WORK TO DO:
Copy everything from the start of the material down through the line containing "sidebar-quick-access[interactable]: ★ 快速访问", switching every "drive-icon" to "disk-icon" and keeping all else the same.

(Element and coordinate records)

_____

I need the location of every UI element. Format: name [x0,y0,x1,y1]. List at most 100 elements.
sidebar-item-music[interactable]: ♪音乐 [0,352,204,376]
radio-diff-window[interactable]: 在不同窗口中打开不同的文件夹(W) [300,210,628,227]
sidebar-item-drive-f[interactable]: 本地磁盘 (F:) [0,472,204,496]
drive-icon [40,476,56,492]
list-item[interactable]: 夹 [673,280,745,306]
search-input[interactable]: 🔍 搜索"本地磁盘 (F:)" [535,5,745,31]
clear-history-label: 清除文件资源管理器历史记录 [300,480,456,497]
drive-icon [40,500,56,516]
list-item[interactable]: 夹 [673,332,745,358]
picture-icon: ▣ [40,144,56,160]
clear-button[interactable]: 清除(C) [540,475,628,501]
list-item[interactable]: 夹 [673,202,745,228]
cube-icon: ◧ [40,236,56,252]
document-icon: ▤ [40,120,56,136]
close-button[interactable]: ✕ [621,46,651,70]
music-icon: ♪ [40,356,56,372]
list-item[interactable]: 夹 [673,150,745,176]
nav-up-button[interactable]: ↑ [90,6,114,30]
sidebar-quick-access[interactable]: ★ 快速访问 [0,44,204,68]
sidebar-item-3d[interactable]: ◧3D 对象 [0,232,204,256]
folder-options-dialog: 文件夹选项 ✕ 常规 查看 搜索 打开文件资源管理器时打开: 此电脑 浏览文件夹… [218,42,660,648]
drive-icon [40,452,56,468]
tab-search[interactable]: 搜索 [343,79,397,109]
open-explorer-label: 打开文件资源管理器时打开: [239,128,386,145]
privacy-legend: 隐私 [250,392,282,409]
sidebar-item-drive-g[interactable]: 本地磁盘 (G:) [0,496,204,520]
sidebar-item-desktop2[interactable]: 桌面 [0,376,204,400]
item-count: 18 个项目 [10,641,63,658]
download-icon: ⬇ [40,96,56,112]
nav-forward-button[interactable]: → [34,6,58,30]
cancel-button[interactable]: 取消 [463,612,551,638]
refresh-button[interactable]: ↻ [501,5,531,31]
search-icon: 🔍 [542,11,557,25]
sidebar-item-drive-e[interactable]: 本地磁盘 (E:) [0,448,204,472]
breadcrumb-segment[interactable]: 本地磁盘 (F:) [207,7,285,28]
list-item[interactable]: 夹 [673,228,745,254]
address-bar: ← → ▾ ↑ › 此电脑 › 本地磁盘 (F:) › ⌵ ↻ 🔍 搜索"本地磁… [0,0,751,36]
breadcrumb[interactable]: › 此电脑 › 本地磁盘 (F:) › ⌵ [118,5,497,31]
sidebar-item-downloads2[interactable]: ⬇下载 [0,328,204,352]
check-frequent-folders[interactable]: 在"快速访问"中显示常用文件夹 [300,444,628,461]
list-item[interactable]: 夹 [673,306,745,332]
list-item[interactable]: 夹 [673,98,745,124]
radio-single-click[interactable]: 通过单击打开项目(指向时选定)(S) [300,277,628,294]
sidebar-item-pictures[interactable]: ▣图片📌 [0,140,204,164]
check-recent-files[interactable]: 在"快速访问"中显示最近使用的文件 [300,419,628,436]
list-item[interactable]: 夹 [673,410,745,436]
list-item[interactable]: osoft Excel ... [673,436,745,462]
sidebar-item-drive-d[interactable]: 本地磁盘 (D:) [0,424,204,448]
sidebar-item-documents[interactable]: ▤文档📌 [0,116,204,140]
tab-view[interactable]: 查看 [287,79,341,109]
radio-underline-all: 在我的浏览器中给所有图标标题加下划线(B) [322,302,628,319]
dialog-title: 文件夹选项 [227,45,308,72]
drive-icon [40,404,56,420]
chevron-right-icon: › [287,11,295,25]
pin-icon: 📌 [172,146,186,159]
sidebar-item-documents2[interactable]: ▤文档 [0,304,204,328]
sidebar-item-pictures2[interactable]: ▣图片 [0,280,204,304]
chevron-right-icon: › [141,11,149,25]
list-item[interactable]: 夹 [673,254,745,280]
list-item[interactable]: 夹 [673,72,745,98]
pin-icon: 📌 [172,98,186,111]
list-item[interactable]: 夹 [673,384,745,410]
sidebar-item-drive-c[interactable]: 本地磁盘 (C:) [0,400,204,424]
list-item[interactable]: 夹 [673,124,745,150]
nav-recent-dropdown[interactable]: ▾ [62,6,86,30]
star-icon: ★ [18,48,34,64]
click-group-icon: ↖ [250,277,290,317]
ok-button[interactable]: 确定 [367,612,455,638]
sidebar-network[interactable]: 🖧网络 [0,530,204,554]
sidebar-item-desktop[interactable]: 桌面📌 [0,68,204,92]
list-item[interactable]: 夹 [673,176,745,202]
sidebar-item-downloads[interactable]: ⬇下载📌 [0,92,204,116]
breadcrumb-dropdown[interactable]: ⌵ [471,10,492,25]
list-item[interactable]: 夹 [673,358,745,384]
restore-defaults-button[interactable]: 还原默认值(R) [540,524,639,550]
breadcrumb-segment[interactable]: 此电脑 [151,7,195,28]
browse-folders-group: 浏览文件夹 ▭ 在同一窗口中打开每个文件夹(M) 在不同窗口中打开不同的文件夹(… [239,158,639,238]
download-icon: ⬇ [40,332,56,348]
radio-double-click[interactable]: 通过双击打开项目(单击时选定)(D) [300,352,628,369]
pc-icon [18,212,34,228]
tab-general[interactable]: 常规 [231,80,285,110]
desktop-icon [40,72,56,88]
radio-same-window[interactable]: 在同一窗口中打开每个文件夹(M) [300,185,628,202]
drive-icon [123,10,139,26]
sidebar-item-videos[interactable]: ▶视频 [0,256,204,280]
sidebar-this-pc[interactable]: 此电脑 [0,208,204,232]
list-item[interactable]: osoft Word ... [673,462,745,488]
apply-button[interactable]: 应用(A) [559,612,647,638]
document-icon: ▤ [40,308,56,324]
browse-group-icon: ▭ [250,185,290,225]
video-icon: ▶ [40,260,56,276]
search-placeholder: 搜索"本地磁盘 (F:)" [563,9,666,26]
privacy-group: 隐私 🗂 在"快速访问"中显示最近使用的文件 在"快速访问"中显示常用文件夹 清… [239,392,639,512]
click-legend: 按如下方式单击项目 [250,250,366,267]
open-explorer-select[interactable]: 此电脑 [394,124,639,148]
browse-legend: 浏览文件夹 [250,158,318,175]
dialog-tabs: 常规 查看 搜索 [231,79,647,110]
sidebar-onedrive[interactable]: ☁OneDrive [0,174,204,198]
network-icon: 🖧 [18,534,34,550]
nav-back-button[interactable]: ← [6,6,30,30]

_____

PROBLEM SOLUTION:
I need the location of every UI element. Format: name [x0,y0,x1,y1]. List at most 100 elements.
sidebar-item-music[interactable]: ♪音乐 [0,352,204,376]
radio-diff-window[interactable]: 在不同窗口中打开不同的文件夹(W) [300,210,628,227]
sidebar-item-drive-f[interactable]: 本地磁盘 (F:) [0,472,204,496]
disk-icon [40,476,56,492]
list-item[interactable]: 夹 [673,280,745,306]
search-input[interactable]: 🔍 搜索"本地磁盘 (F:)" [535,5,745,31]
clear-history-label: 清除文件资源管理器历史记录 [300,480,456,497]
disk-icon [40,500,56,516]
list-item[interactable]: 夹 [673,332,745,358]
picture-icon: ▣ [40,144,56,160]
clear-button[interactable]: 清除(C) [540,475,628,501]
list-item[interactable]: 夹 [673,202,745,228]
cube-icon: ◧ [40,236,56,252]
document-icon: ▤ [40,120,56,136]
close-button[interactable]: ✕ [621,46,651,70]
music-icon: ♪ [40,356,56,372]
list-item[interactable]: 夹 [673,150,745,176]
nav-up-button[interactable]: ↑ [90,6,114,30]
sidebar-quick-access[interactable]: ★ 快速访问 [0,44,204,68]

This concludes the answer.